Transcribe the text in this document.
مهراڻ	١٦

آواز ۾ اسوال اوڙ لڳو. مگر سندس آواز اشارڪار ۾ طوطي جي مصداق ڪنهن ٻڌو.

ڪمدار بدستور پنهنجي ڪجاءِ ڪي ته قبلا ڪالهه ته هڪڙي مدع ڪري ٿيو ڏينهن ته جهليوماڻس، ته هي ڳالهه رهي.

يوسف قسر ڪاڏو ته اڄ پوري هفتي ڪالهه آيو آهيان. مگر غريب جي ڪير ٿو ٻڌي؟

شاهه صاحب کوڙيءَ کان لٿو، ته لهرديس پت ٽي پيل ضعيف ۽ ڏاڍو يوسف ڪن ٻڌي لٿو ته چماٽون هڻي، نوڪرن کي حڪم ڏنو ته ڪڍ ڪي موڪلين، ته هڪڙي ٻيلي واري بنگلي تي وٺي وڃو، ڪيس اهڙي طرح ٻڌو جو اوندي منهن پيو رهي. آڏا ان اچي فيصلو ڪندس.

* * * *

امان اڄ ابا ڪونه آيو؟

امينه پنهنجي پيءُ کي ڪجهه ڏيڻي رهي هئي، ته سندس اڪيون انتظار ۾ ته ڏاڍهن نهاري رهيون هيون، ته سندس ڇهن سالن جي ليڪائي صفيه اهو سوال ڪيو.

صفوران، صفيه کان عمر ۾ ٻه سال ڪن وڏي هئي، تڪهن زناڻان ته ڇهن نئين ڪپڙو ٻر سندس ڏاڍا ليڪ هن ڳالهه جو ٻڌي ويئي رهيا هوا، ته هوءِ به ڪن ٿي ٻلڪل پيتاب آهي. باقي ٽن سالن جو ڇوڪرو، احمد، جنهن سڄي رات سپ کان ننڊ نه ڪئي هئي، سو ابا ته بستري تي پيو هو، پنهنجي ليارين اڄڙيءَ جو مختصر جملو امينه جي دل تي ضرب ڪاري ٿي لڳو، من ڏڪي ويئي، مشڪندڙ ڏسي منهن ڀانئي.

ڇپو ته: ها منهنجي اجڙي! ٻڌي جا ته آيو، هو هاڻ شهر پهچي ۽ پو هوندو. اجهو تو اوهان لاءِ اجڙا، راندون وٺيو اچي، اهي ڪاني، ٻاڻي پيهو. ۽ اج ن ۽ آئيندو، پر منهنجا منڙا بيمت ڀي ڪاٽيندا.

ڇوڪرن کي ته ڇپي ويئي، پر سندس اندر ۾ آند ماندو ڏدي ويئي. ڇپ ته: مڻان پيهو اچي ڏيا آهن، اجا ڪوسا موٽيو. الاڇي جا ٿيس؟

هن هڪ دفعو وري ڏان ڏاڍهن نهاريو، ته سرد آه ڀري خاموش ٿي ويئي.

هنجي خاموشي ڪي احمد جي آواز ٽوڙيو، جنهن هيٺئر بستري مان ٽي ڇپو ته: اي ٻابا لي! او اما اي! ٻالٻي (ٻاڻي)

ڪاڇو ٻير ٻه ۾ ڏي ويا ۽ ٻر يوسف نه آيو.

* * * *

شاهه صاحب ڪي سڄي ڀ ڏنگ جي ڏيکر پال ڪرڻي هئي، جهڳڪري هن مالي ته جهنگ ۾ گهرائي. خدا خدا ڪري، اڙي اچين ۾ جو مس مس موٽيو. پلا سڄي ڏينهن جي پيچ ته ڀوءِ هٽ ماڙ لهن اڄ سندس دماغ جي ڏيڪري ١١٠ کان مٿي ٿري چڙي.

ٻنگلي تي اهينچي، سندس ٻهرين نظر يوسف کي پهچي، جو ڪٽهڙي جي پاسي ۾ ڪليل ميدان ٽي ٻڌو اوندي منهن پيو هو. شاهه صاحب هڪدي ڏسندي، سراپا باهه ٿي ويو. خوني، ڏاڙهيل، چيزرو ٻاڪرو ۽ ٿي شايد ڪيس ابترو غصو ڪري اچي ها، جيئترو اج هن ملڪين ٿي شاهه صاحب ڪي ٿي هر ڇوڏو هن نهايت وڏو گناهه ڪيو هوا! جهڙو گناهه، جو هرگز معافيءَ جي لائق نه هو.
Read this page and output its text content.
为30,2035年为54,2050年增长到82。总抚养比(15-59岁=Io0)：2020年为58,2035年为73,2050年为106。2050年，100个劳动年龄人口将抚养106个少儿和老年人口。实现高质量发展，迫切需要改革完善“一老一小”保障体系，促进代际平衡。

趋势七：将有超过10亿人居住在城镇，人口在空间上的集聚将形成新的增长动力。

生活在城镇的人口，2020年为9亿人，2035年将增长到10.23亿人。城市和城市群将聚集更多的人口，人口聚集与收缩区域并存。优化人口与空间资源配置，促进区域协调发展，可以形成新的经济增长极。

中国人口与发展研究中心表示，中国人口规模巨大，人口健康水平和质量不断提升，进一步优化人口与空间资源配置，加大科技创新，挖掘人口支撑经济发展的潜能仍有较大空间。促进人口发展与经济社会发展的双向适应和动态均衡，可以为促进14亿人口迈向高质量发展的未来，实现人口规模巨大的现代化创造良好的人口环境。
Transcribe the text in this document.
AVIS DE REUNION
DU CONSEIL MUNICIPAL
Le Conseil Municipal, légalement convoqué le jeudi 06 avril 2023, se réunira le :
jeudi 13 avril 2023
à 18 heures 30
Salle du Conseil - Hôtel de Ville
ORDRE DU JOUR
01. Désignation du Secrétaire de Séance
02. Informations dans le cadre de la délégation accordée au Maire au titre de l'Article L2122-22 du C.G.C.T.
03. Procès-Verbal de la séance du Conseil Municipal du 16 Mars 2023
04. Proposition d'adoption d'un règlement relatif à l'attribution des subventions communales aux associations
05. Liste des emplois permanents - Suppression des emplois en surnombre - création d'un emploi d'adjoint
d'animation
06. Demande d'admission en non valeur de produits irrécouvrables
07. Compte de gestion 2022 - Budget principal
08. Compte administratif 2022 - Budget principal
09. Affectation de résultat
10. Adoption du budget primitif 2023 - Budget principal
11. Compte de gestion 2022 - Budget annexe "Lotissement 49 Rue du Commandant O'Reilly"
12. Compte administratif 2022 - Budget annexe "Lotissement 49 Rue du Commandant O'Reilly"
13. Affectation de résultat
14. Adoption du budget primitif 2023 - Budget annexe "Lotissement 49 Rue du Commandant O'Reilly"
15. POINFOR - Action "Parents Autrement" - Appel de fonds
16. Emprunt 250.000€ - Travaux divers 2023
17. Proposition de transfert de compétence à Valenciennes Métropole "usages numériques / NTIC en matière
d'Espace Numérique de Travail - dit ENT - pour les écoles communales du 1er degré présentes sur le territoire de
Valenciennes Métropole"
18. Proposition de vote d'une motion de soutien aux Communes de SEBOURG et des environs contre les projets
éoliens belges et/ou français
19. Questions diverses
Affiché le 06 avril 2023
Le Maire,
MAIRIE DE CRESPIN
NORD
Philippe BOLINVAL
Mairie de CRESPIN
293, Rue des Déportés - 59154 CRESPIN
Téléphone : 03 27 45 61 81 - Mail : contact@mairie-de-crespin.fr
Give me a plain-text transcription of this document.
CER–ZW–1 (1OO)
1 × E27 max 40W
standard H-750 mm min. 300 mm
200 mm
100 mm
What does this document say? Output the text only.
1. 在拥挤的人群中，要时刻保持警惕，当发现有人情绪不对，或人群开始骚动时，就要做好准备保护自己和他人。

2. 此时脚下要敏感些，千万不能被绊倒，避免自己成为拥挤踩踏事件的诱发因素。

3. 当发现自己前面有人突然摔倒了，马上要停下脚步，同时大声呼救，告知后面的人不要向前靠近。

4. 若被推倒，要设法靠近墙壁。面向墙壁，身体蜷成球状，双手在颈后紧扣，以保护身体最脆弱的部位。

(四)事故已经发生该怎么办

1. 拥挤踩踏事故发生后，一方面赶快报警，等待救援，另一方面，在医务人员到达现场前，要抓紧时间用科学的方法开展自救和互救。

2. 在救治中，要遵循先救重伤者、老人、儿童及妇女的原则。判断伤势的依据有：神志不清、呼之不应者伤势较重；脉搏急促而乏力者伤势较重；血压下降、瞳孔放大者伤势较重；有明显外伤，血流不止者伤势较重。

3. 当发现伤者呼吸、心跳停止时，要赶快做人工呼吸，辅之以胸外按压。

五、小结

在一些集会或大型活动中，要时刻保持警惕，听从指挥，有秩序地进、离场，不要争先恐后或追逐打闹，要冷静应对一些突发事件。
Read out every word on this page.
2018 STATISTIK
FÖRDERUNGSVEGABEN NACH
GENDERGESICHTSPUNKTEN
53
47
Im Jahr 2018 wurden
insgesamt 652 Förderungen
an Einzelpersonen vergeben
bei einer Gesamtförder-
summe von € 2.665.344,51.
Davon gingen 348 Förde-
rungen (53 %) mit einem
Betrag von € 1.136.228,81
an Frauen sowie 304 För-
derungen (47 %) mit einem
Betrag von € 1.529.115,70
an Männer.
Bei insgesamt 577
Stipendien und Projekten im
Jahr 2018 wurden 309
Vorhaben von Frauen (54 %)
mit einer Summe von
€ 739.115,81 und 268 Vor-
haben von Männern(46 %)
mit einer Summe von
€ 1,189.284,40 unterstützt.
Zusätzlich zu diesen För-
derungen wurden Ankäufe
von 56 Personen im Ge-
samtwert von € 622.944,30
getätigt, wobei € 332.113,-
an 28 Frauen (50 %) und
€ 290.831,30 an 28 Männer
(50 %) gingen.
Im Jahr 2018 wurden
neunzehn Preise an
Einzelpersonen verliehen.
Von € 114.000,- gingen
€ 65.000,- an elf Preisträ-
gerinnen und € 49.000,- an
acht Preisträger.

--- SET TASK ---
Only a number is wanted: how many lines contain the word "Affectation"?

--- TASK OUTPUT ---
2